Return a copy of every line in the records that includes the word "REMOTE".

---------- GIVEN RECORDS ----------

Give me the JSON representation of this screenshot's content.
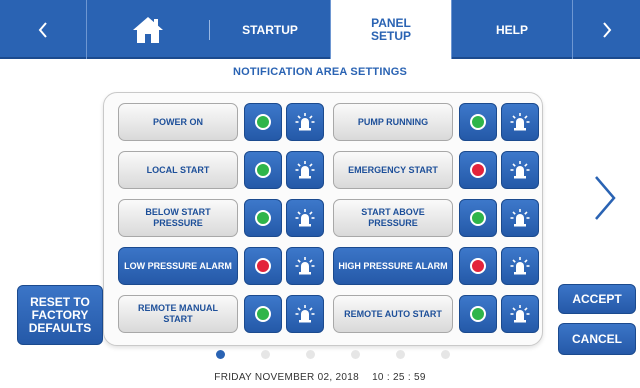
{
  "nav": {
    "home_icon": "home-icon",
    "startup_label": "STARTUP",
    "panel_setup_label_line1": "PANEL",
    "panel_setup_label_line2": "SETUP",
    "help_label": "HELP"
  },
  "title": "NOTIFICATION AREA SETTINGS",
  "settings": {
    "left": [
      {
        "label": "POWER ON",
        "status": "green"
      },
      {
        "label": "LOCAL START",
        "status": "green"
      },
      {
        "label": "BELOW START PRESSURE",
        "status": "green"
      },
      {
        "label": "LOW PRESSURE ALARM",
        "status": "red",
        "selected": true
      },
      {
        "label": "REMOTE MANUAL START",
        "status": "green"
      }
    ],
    "right": [
      {
        "label": "PUMP RUNNING",
        "status": "green"
      },
      {
        "label": "EMERGENCY START",
        "status": "red"
      },
      {
        "label": "START ABOVE PRESSURE",
        "status": "green"
      },
      {
        "label": "HIGH PRESSURE ALARM",
        "status": "red",
        "selected": true
      },
      {
        "label": "REMOTE AUTO START",
        "status": "green"
      }
    ]
  },
  "buttons": {
    "reset_line1": "RESET TO",
    "reset_line2": "FACTORY",
    "reset_line3": "DEFAULTS",
    "accept": "ACCEPT",
    "cancel": "CANCEL"
  },
  "pager": {
    "pages": 6,
    "current": 1
  },
  "footer": {
    "date": "FRIDAY NOVEMBER 02, 2018",
    "time": "10 : 25 : 59"
  },
  "colors": {
    "accent": "#2a63b3",
    "status_green": "#2fb54a",
    "status_red": "#e3243b"
  }
}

----------

(COMPLETED TASK)
        "label": "REMOTE MANUAL START",
        "label": "REMOTE AUTO START",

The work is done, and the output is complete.